• [Task to carry out]:
Copy each line of the records that contains the word "this".

• [Items]:
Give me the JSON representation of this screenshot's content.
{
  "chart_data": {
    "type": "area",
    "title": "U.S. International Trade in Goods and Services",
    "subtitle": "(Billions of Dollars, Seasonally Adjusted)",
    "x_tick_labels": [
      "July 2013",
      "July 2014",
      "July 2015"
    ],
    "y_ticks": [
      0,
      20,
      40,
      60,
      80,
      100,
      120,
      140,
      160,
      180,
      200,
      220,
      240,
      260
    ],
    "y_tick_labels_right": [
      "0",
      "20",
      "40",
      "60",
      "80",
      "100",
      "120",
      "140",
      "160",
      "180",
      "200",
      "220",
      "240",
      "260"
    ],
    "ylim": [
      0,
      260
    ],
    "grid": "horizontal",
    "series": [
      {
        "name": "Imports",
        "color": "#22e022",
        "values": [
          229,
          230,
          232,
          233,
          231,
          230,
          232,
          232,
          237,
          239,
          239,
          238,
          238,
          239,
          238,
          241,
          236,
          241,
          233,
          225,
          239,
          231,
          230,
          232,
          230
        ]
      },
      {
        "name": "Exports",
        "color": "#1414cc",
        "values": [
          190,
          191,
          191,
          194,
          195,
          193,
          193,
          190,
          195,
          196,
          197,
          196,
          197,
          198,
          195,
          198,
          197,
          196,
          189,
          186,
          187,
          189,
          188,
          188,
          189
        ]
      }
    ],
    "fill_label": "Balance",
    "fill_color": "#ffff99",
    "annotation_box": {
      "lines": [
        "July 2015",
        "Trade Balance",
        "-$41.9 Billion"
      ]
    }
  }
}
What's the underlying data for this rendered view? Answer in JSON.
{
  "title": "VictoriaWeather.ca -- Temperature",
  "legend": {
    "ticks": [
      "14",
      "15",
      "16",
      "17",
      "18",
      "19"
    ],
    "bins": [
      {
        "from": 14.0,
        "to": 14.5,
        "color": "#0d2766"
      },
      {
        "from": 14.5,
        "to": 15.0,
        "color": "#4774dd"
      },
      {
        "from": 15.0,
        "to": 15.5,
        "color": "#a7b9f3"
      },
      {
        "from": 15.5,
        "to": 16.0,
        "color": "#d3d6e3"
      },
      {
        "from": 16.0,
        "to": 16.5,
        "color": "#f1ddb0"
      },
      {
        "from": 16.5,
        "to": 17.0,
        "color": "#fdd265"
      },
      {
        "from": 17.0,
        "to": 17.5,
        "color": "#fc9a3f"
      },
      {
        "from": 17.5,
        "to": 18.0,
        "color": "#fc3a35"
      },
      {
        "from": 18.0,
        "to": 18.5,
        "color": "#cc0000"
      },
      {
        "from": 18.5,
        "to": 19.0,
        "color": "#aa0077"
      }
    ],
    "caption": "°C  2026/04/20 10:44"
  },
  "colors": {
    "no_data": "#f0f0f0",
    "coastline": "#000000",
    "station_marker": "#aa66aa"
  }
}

• [Correct output]:
Give me the JSON representation of this screenshot's content.
What's the underlying data for this rendered view? Answer in JSON.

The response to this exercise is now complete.